* **TASK BRIEF**: Report the number of lines in the entries below that include the word "JSON", and nothing else.
BEGIN
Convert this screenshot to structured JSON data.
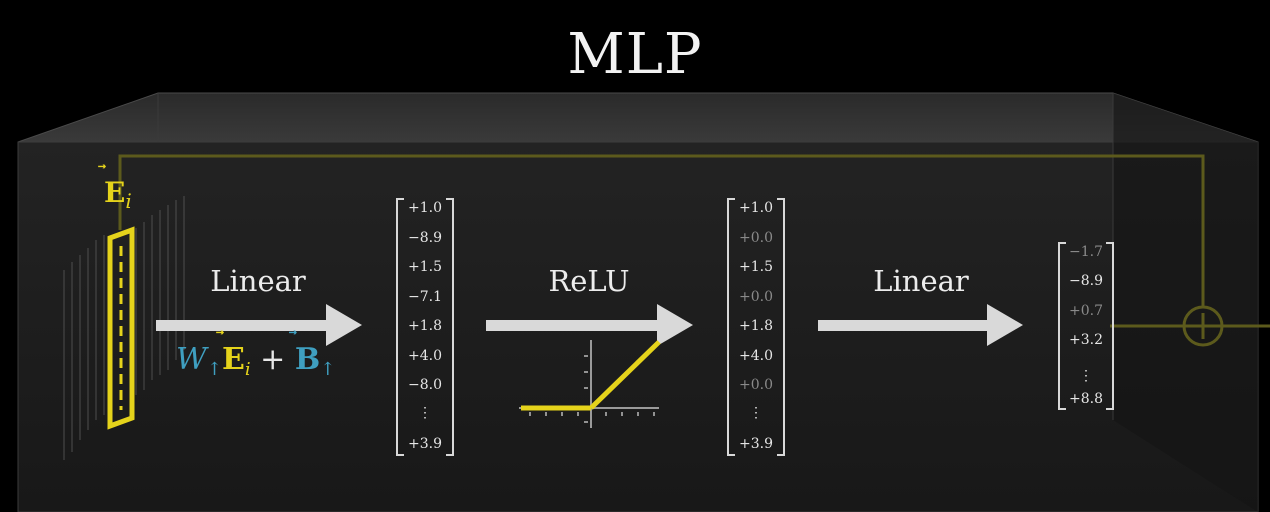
{
  "title": "MLP",
  "input_label": {
    "symbol": "E",
    "subscript": "i"
  },
  "operations": [
    {
      "label": "Linear"
    },
    {
      "label": "ReLU"
    },
    {
      "label": "Linear"
    }
  ],
  "formula": {
    "w_symbol": "W",
    "w_sub": "↑",
    "e_symbol": "E",
    "e_sub": "i",
    "plus": "+",
    "b_symbol": "B",
    "b_sub": "↑"
  },
  "vector_pre_relu": [
    "+1.0",
    "−8.9",
    "+1.5",
    "−7.1",
    "+1.8",
    "+4.0",
    "−8.0",
    "⋮",
    "+3.9"
  ],
  "vector_post_relu": [
    "+1.0",
    "+0.0",
    "+1.5",
    "+0.0",
    "+1.8",
    "+4.0",
    "+0.0",
    "⋮",
    "+3.9"
  ],
  "vector_output": [
    "−1.7",
    "−8.9",
    "+0.7",
    "+3.2",
    "⋮",
    "+8.8"
  ],
  "colors": {
    "background": "#000000",
    "accent_yellow": "#e5d31b",
    "accent_blue": "#3f9fc0",
    "arrow_gray": "#d9d9d9",
    "box_face": "#1d1d1d"
  },
  "icons": [
    "plus-circle-icon",
    "relu-graph-icon",
    "arrow-right-icon"
  ]
}
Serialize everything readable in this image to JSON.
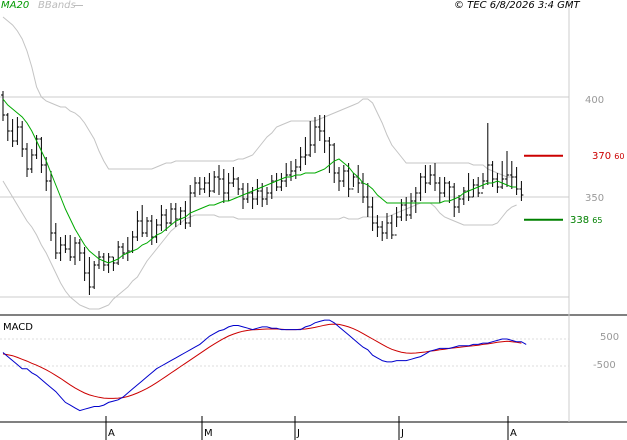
{
  "legend": {
    "ma": "MA20",
    "bbands": "BBands"
  },
  "copyright": "© TEC 6/8/2026 3:4 GMT",
  "macd_label": "MACD",
  "price_axis": [
    "400",
    "350"
  ],
  "macd_axis": [
    "500",
    "-500"
  ],
  "resistance": {
    "int": "370",
    "dec": "60"
  },
  "support": {
    "int": "338",
    "dec": "65"
  },
  "months": [
    "A",
    "M",
    "J",
    "J",
    "A"
  ],
  "colors": {
    "ma": "#00aa00",
    "bbands": "#c4c4c4",
    "price": "#000000",
    "macd": "#0000cc",
    "signal": "#cc0000",
    "resistance": "#cc0000",
    "support": "#008000"
  },
  "chart_data": {
    "type": "line",
    "price": {
      "ylim": [
        303,
        420
      ],
      "ohlc": [
        [
          401,
          391,
          403,
          388
        ],
        [
          391,
          383,
          392,
          378
        ],
        [
          383,
          378,
          389,
          375
        ],
        [
          378,
          385,
          390,
          376
        ],
        [
          385,
          374,
          388,
          370
        ],
        [
          374,
          364,
          377,
          360
        ],
        [
          364,
          371,
          374,
          362
        ],
        [
          371,
          379,
          381,
          369
        ],
        [
          379,
          366,
          380,
          362
        ],
        [
          366,
          358,
          370,
          353
        ],
        [
          358,
          332,
          363,
          328
        ],
        [
          332,
          322,
          337,
          319
        ],
        [
          322,
          326,
          330,
          318
        ],
        [
          326,
          324,
          331,
          322
        ],
        [
          324,
          320,
          331,
          318
        ],
        [
          320,
          327,
          330,
          316
        ],
        [
          327,
          322,
          329,
          318
        ],
        [
          322,
          312,
          325,
          308
        ],
        [
          312,
          305,
          320,
          301
        ],
        [
          305,
          316,
          318,
          304
        ],
        [
          316,
          320,
          323,
          314
        ],
        [
          320,
          316,
          322,
          313
        ],
        [
          316,
          320,
          322,
          312
        ],
        [
          320,
          317,
          320,
          313
        ],
        [
          317,
          325,
          328,
          316
        ],
        [
          325,
          322,
          327,
          319
        ],
        [
          322,
          323,
          330,
          318
        ],
        [
          323,
          330,
          333,
          322
        ],
        [
          330,
          338,
          343,
          328
        ],
        [
          338,
          332,
          346,
          330
        ],
        [
          332,
          338,
          340,
          330
        ],
        [
          338,
          330,
          341,
          326
        ],
        [
          330,
          336,
          339,
          327
        ],
        [
          336,
          341,
          346,
          333
        ],
        [
          341,
          337,
          344,
          333
        ],
        [
          337,
          344,
          347,
          336
        ],
        [
          344,
          339,
          347,
          335
        ],
        [
          339,
          343,
          345,
          336
        ],
        [
          343,
          337,
          348,
          334
        ],
        [
          337,
          352,
          356,
          335
        ],
        [
          352,
          357,
          360,
          350
        ],
        [
          357,
          354,
          360,
          351
        ],
        [
          354,
          357,
          360,
          352
        ],
        [
          357,
          353,
          362,
          350
        ],
        [
          353,
          360,
          363,
          352
        ],
        [
          360,
          359,
          366,
          351
        ],
        [
          359,
          352,
          364,
          347
        ],
        [
          352,
          357,
          362,
          348
        ],
        [
          357,
          359,
          365,
          355
        ],
        [
          359,
          354,
          360,
          351
        ],
        [
          354,
          349,
          357,
          344
        ],
        [
          349,
          352,
          357,
          347
        ],
        [
          352,
          349,
          355,
          344
        ],
        [
          349,
          353,
          359,
          346
        ],
        [
          353,
          349,
          357,
          345
        ],
        [
          349,
          352,
          355,
          346
        ],
        [
          352,
          358,
          361,
          349
        ],
        [
          358,
          355,
          362,
          353
        ],
        [
          355,
          358,
          362,
          353
        ],
        [
          358,
          361,
          367,
          355
        ],
        [
          361,
          363,
          368,
          358
        ],
        [
          363,
          365,
          369,
          359
        ],
        [
          365,
          370,
          375,
          363
        ],
        [
          370,
          371,
          380,
          366
        ],
        [
          371,
          376,
          388,
          370
        ],
        [
          376,
          385,
          390,
          372
        ],
        [
          385,
          383,
          391,
          378
        ],
        [
          383,
          378,
          391,
          372
        ],
        [
          378,
          376,
          380,
          362
        ],
        [
          376,
          362,
          377,
          357
        ],
        [
          362,
          358,
          365,
          353
        ],
        [
          358,
          363,
          366,
          355
        ],
        [
          363,
          354,
          367,
          350
        ],
        [
          354,
          360,
          362,
          355
        ],
        [
          360,
          357,
          366,
          352
        ],
        [
          357,
          350,
          362,
          347
        ],
        [
          350,
          345,
          357,
          340
        ],
        [
          345,
          337,
          350,
          333
        ],
        [
          337,
          335,
          341,
          330
        ],
        [
          335,
          332,
          338,
          328
        ],
        [
          332,
          337,
          342,
          329
        ],
        [
          337,
          331,
          341,
          329
        ],
        [
          331,
          340,
          345,
          335
        ],
        [
          340,
          346,
          349,
          338
        ],
        [
          346,
          341,
          350,
          338
        ],
        [
          341,
          348,
          352,
          339
        ],
        [
          348,
          352,
          355,
          342
        ],
        [
          352,
          360,
          362,
          348
        ],
        [
          360,
          357,
          366,
          352
        ],
        [
          357,
          361,
          366,
          356
        ],
        [
          361,
          357,
          367,
          353
        ],
        [
          357,
          352,
          360,
          347
        ],
        [
          352,
          357,
          360,
          350
        ],
        [
          357,
          355,
          358,
          347
        ],
        [
          355,
          345,
          357,
          340
        ],
        [
          345,
          349,
          351,
          342
        ],
        [
          349,
          353,
          355,
          346
        ],
        [
          353,
          350,
          362,
          348
        ],
        [
          350,
          356,
          359,
          350
        ],
        [
          356,
          352,
          360,
          350
        ],
        [
          352,
          358,
          362,
          354
        ],
        [
          358,
          366,
          387,
          356
        ],
        [
          366,
          359,
          368,
          355
        ],
        [
          359,
          355,
          362,
          352
        ],
        [
          355,
          359,
          368,
          354
        ],
        [
          359,
          361,
          373,
          355
        ],
        [
          361,
          360,
          368,
          354
        ],
        [
          360,
          354,
          365,
          351
        ],
        [
          354,
          351,
          358,
          348
        ]
      ],
      "ma20": [
        399,
        396,
        394,
        392,
        390,
        387,
        383,
        378,
        373,
        368,
        362,
        356,
        350,
        344,
        339,
        334,
        330,
        326,
        323,
        321,
        319,
        318,
        317,
        318,
        319,
        321,
        322,
        323,
        324,
        326,
        327,
        329,
        331,
        332,
        334,
        336,
        338,
        339,
        340,
        342,
        343,
        344,
        345,
        346,
        346,
        347,
        348,
        348,
        349,
        350,
        351,
        352,
        353,
        354,
        355,
        356,
        357,
        358,
        359,
        360,
        360,
        361,
        361,
        362,
        362,
        362,
        363,
        364,
        366,
        368,
        369,
        367,
        365,
        362,
        360,
        357,
        356,
        354,
        351,
        349,
        347,
        347,
        347,
        347,
        347,
        347,
        347,
        347,
        347,
        347,
        347,
        347,
        348,
        348,
        349,
        350,
        352,
        353,
        354,
        355,
        356,
        357,
        357,
        358,
        357,
        356,
        355,
        355
      ],
      "bb_upper": [
        440,
        438,
        436,
        433,
        429,
        423,
        415,
        405,
        400,
        398,
        397,
        396,
        395,
        395,
        393,
        392,
        390,
        387,
        383,
        379,
        373,
        368,
        364,
        364,
        364,
        364,
        364,
        364,
        364,
        364,
        364,
        364,
        365,
        366,
        367,
        367,
        368,
        368,
        368,
        368,
        368,
        368,
        368,
        368,
        368,
        368,
        368,
        368,
        368,
        369,
        369,
        370,
        371,
        374,
        377,
        380,
        382,
        385,
        386,
        387,
        388,
        388,
        388,
        388,
        388,
        388,
        389,
        390,
        391,
        392,
        393,
        394,
        395,
        396,
        397,
        399,
        399,
        397,
        392,
        387,
        381,
        376,
        373,
        370,
        367,
        367,
        367,
        367,
        367,
        367,
        367,
        367,
        367,
        367,
        367,
        367,
        367,
        367,
        366,
        366,
        366,
        364,
        363,
        362,
        361,
        360,
        360,
        360
      ],
      "bb_lower": [
        358,
        354,
        350,
        346,
        342,
        338,
        335,
        331,
        326,
        322,
        317,
        312,
        307,
        303,
        300,
        298,
        296,
        295,
        294,
        294,
        294,
        295,
        296,
        299,
        301,
        303,
        305,
        308,
        310,
        314,
        318,
        321,
        324,
        327,
        330,
        333,
        335,
        337,
        339,
        340,
        341,
        341,
        341,
        341,
        341,
        340,
        340,
        340,
        340,
        339,
        339,
        339,
        339,
        339,
        339,
        339,
        339,
        339,
        339,
        339,
        339,
        339,
        339,
        339,
        339,
        339,
        339,
        339,
        339,
        339,
        339,
        340,
        339,
        339,
        339,
        340,
        340,
        340,
        340,
        340,
        340,
        341,
        342,
        343,
        344,
        345,
        346,
        347,
        347,
        347,
        345,
        342,
        340,
        339,
        338,
        337,
        336,
        336,
        336,
        336,
        336,
        336,
        336,
        337,
        340,
        343,
        345,
        346
      ]
    },
    "macd": {
      "ylim": [
        -2300,
        1800
      ],
      "macd": [
        0,
        -150,
        -300,
        -450,
        -600,
        -600,
        -750,
        -850,
        -1000,
        -1150,
        -1300,
        -1450,
        -1650,
        -1850,
        -1950,
        -2050,
        -2150,
        -2100,
        -2050,
        -2000,
        -2000,
        -1950,
        -1850,
        -1800,
        -1750,
        -1650,
        -1500,
        -1350,
        -1200,
        -1050,
        -900,
        -750,
        -600,
        -500,
        -400,
        -300,
        -200,
        -100,
        0,
        100,
        200,
        300,
        450,
        600,
        700,
        800,
        850,
        950,
        1000,
        1000,
        950,
        900,
        850,
        900,
        950,
        950,
        900,
        900,
        850,
        850,
        850,
        850,
        850,
        950,
        1000,
        1100,
        1150,
        1200,
        1200,
        1100,
        950,
        800,
        650,
        500,
        350,
        200,
        100,
        -100,
        -200,
        -300,
        -350,
        -350,
        -300,
        -300,
        -300,
        -250,
        -200,
        -150,
        -50,
        50,
        100,
        150,
        150,
        150,
        200,
        250,
        250,
        250,
        300,
        300,
        350,
        350,
        400,
        450,
        500,
        500,
        450,
        400,
        400,
        300
      ],
      "signal": [
        -50,
        -80,
        -120,
        -180,
        -250,
        -320,
        -400,
        -470,
        -550,
        -640,
        -740,
        -850,
        -960,
        -1080,
        -1200,
        -1310,
        -1410,
        -1500,
        -1570,
        -1620,
        -1660,
        -1690,
        -1700,
        -1700,
        -1690,
        -1670,
        -1630,
        -1570,
        -1500,
        -1420,
        -1330,
        -1230,
        -1120,
        -1000,
        -880,
        -760,
        -640,
        -520,
        -400,
        -280,
        -160,
        -40,
        80,
        200,
        310,
        420,
        520,
        610,
        680,
        740,
        790,
        820,
        840,
        850,
        860,
        870,
        870,
        870,
        860,
        850,
        850,
        850,
        860,
        870,
        900,
        930,
        970,
        1010,
        1040,
        1050,
        1040,
        1000,
        950,
        880,
        800,
        700,
        600,
        500,
        400,
        300,
        200,
        120,
        60,
        10,
        -20,
        -30,
        -20,
        0,
        20,
        50,
        70,
        100,
        120,
        150,
        170,
        190,
        210,
        230,
        250,
        270,
        300,
        320,
        350,
        380,
        400,
        420,
        400,
        380,
        350
      ]
    }
  }
}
END
* **RESULT**: 2